Please determine how many lines of the material include the word "life", and respond with nothing but that number.
==== Data listing
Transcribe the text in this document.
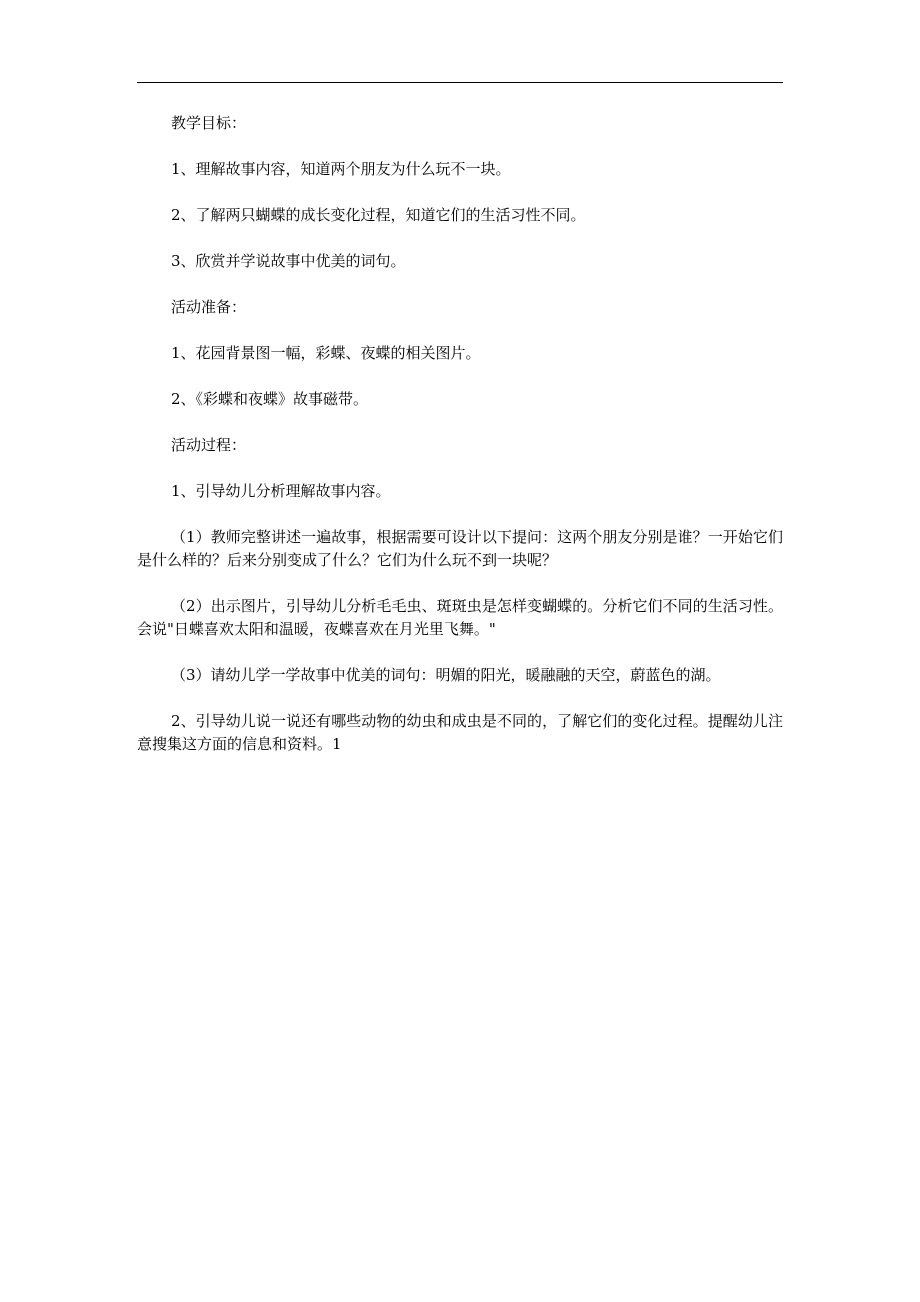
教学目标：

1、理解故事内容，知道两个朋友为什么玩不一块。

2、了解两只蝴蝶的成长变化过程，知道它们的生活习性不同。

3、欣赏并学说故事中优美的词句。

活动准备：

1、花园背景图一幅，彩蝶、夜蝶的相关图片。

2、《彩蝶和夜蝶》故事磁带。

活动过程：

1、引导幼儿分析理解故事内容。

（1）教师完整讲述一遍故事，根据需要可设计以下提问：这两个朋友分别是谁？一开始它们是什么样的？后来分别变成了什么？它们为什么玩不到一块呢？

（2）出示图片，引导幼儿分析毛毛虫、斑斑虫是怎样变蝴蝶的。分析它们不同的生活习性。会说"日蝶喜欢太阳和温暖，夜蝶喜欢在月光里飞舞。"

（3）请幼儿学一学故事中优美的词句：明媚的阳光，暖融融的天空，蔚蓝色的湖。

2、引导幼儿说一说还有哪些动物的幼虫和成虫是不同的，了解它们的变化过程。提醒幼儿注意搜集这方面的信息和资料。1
========
==== Data listing
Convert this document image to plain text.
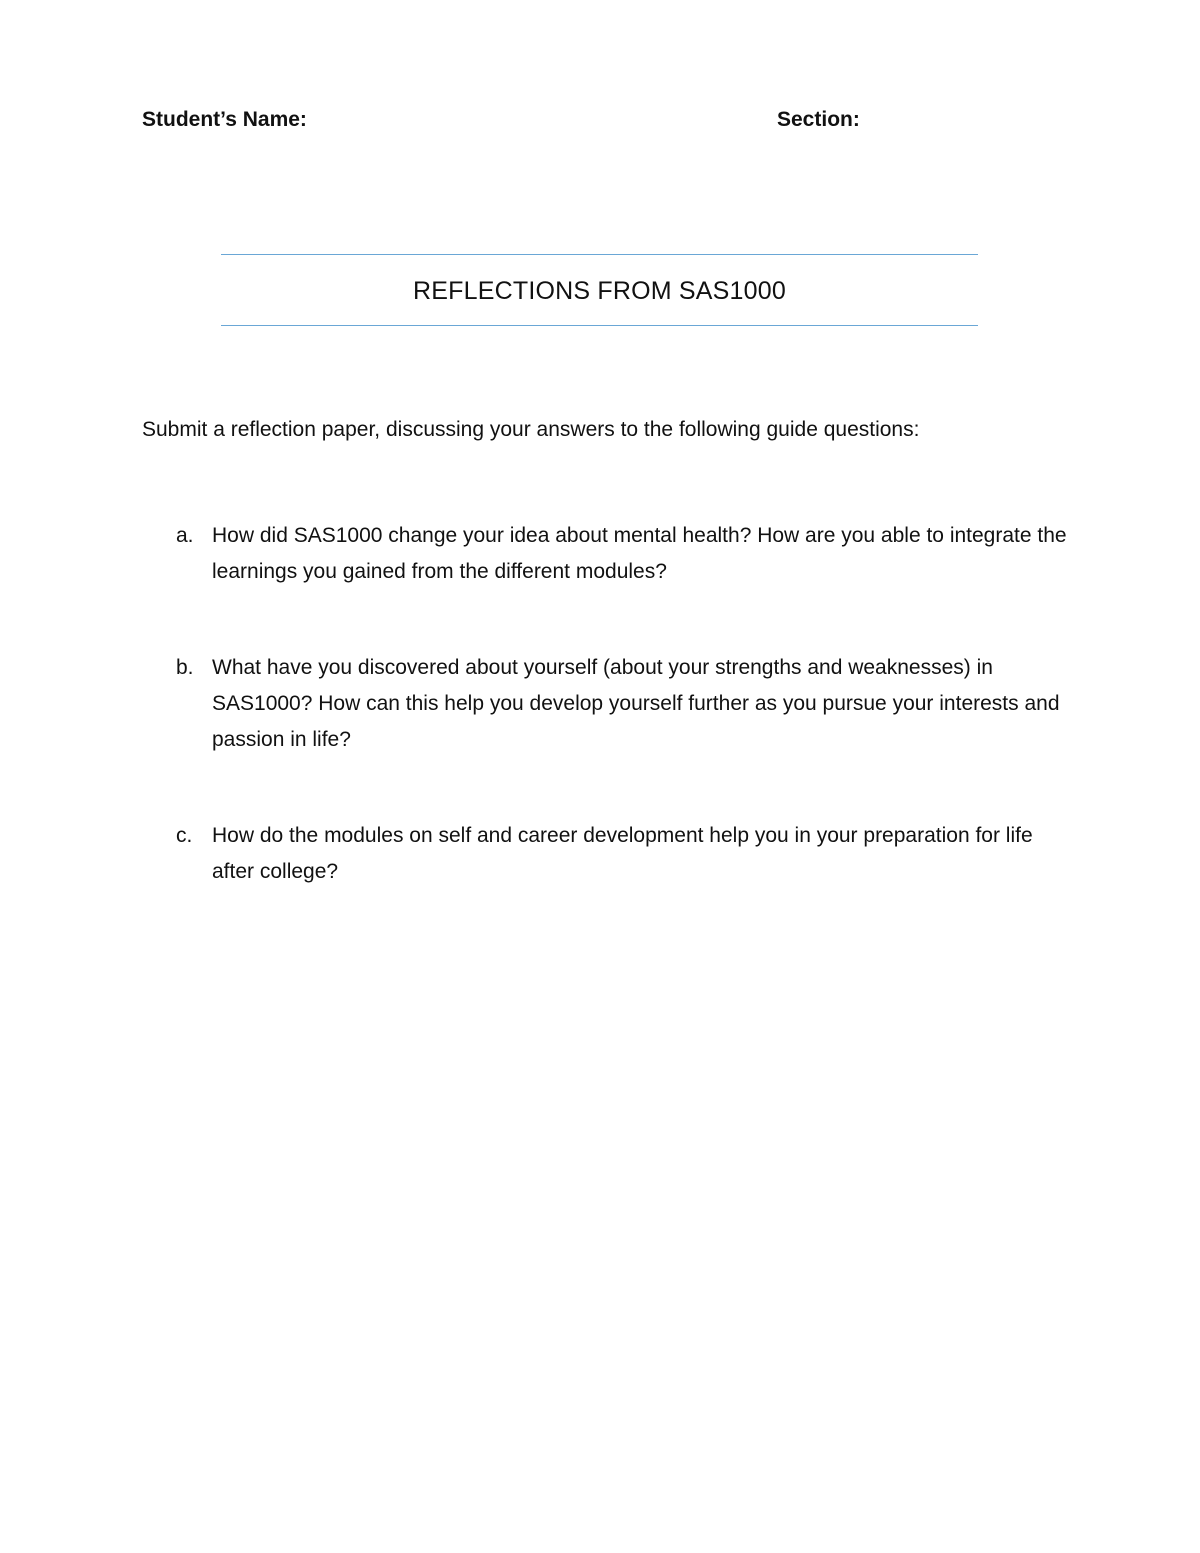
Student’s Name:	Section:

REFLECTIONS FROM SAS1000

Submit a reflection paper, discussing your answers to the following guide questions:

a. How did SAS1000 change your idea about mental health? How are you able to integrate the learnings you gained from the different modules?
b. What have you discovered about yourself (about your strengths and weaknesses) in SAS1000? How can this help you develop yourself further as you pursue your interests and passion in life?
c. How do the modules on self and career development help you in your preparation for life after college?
========
• **Problem solution**
2